What to work on - Give back all the data exactly, line by line.
* Begin Material for the task *
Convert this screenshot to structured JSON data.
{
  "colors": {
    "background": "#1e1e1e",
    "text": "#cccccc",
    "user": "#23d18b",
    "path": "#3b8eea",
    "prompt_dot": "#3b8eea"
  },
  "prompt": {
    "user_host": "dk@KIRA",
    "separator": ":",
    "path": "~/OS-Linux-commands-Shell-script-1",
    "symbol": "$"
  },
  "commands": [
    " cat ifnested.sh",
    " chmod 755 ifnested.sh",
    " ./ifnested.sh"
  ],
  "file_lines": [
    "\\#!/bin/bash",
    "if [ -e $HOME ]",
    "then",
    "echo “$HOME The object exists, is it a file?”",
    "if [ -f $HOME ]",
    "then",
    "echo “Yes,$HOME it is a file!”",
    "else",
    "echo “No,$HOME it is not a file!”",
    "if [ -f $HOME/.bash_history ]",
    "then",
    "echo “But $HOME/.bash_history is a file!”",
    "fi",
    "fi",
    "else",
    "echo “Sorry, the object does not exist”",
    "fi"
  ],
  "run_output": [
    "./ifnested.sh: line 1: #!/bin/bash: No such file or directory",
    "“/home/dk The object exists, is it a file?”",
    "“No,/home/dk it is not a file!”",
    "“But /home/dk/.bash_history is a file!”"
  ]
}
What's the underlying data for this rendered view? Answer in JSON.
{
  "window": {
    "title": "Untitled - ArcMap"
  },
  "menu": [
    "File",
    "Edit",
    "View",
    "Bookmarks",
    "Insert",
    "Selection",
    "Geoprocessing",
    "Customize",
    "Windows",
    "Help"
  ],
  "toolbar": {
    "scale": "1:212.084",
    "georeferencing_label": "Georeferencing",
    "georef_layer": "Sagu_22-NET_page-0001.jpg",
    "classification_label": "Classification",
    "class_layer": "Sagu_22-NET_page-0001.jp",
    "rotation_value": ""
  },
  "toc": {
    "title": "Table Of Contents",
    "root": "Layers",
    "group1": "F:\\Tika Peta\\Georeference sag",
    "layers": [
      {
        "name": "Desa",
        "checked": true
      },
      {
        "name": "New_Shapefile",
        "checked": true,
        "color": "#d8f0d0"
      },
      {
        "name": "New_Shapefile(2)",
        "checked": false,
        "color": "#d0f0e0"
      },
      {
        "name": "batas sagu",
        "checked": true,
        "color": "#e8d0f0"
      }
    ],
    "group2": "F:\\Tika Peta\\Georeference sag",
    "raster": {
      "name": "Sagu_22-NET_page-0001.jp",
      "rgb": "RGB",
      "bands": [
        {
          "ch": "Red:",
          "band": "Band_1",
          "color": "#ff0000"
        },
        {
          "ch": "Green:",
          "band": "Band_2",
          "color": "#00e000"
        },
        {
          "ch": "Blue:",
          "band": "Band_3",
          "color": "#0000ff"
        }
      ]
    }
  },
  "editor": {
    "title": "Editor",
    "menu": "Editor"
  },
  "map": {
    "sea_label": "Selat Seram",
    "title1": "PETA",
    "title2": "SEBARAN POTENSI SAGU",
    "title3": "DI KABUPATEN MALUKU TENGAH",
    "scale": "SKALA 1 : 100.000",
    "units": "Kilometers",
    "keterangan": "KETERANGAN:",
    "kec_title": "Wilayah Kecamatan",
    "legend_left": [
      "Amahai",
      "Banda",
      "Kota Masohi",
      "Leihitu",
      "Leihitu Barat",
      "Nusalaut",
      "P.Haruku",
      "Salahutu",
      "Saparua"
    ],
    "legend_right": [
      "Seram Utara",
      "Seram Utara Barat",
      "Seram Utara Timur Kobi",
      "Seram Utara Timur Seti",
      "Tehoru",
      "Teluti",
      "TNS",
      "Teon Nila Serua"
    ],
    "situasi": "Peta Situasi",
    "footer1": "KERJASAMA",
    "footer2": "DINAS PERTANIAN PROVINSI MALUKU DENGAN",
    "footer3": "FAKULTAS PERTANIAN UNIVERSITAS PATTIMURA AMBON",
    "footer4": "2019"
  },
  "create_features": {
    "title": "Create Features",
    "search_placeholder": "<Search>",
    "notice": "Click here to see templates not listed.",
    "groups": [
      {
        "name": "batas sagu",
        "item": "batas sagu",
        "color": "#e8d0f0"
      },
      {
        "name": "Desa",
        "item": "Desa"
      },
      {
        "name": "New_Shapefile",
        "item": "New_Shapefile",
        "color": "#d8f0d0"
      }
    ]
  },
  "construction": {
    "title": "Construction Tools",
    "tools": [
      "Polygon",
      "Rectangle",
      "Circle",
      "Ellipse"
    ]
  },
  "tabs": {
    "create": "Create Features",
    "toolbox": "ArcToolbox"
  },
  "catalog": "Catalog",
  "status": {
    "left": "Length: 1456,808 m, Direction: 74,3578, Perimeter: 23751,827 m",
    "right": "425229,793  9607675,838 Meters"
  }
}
* End Material for the task *
Solved problem -
Convert this screenshot to structured JSON data.
{
  "colors": {
    "background": "#1e1e1e",
    "text": "#cccccc",
    "user": "#23d18b",
    "path": "#3b8eea",
    "prompt_dot": "#3b8eea"
  },
  "prompt": {
    "user_host": "dk@KIRA",
    "separator": ":",
    "path": "~/OS-Linux-commands-Shell-script-1",
    "symbol": "$"
  },
  "commands": [
    " cat ifnested.sh",
    " chmod 755 ifnested.sh",
    " ./ifnested.sh"
  ],
  "file_lines": [
    "\\#!/bin/bash",
    "if [ -e $HOME ]",
    "then",
    "echo “$HOME The object exists, is it a file?”",
    "if [ -f $HOME ]",
    "then",
    "echo “Yes,$HOME it is a file!”",
    "else",
    "echo “No,$HOME it is not a file!”",
    "if [ -f $HOME/.bash_history ]",
    "then",
    "echo “But $HOME/.bash_history is a file!”",
    "fi",
    "fi",
    "else",
    "echo “Sorry, the object does not exist”",
    "fi"
  ],
  "run_output": [
    "./ifnested.sh: line 1: #!/bin/bash: No such file or directory",
    "“/home/dk The object exists, is it a file?”",
    "“No,/home/dk it is not a file!”",
    "“But /home/dk/.bash_history is a file!”"
  ]
}
What's the underlying data for this rendered view? Answer in JSON.
{
  "window": {
    "title": "Untitled - ArcMap"
  },
  "menu": [
    "File",
    "Edit",
    "View",
    "Bookmarks",
    "Insert",
    "Selection",
    "Geoprocessing",
    "Customize",
    "Windows",
    "Help"
  ],
  "toolbar": {
    "scale": "1:212.084",
    "georeferencing_label": "Georeferencing",
    "georef_layer": "Sagu_22-NET_page-0001.jpg",
    "classification_label": "Classification",
    "class_layer": "Sagu_22-NET_page-0001.jp",
    "rotation_value": ""
  },
  "toc": {
    "title": "Table Of Contents",
    "root": "Layers",
    "group1": "F:\\Tika Peta\\Georeference sag",
    "layers": [
      {
        "name": "Desa",
        "checked": true
      },
      {
        "name": "New_Shapefile",
        "checked": true,
        "color": "#d8f0d0"
      },
      {
        "name": "New_Shapefile(2)",
        "checked": false,
        "color": "#d0f0e0"
      },
      {
        "name": "batas sagu",
        "checked": true,
        "color": "#e8d0f0"
      }
    ],
    "group2": "F:\\Tika Peta\\Georeference sag",
    "raster": {
      "name": "Sagu_22-NET_page-0001.jp",
      "rgb": "RGB",
      "bands": [
        {
          "ch": "Red:",
          "band": "Band_1",
          "color": "#ff0000"
        },
        {
          "ch": "Green:",
          "band": "Band_2",
          "color": "#00e000"
        },
        {
          "ch": "Blue:",
          "band": "Band_3",
          "color": "#0000ff"
        }
      ]
    }
  },
  "editor": {
    "title": "Editor",
    "menu": "Editor"
  },
  "map": {
    "sea_label": "Selat Seram",
    "title1": "PETA",
    "title2": "SEBARAN POTENSI SAGU",
    "title3": "DI KABUPATEN MALUKU TENGAH",
    "scale": "SKALA 1 : 100.000",
    "units": "Kilometers",
    "keterangan": "KETERANGAN:",
    "kec_title": "Wilayah Kecamatan",
    "legend_left": [
      "Amahai",
      "Banda",
      "Kota Masohi",
      "Leihitu",
      "Leihitu Barat",
      "Nusalaut",
      "P.Haruku",
      "Salahutu",
      "Saparua"
    ],
    "legend_right": [
      "Seram Utara",
      "Seram Utara Barat",
      "Seram Utara Timur Kobi",
      "Seram Utara Timur Seti",
      "Tehoru",
      "Teluti",
      "TNS",
      "Teon Nila Serua"
    ],
    "situasi": "Peta Situasi",
    "footer1": "KERJASAMA",
    "footer2": "DINAS PERTANIAN PROVINSI MALUKU DENGAN",
    "footer3": "FAKULTAS PERTANIAN UNIVERSITAS PATTIMURA AMBON",
    "footer4": "2019"
  },
  "create_features": {
    "title": "Create Features",
    "search_placeholder": "<Search>",
    "notice": "Click here to see templates not listed.",
    "groups": [
      {
        "name": "batas sagu",
        "item": "batas sagu",
        "color": "#e8d0f0"
      },
      {
        "name": "Desa",
        "item": "Desa"
      },
      {
        "name": "New_Shapefile",
        "item": "New_Shapefile",
        "color": "#d8f0d0"
      }
    ]
  },
  "construction": {
    "title": "Construction Tools",
    "tools": [
      "Polygon",
      "Rectangle",
      "Circle",
      "Ellipse"
    ]
  },
  "tabs": {
    "create": "Create Features",
    "toolbox": "ArcToolbox"
  },
  "catalog": "Catalog",
  "status": {
    "left": "Length: 1456,808 m, Direction: 74,3578, Perimeter: 23751,827 m",
    "right": "425229,793  9607675,838 Meters"
  }
}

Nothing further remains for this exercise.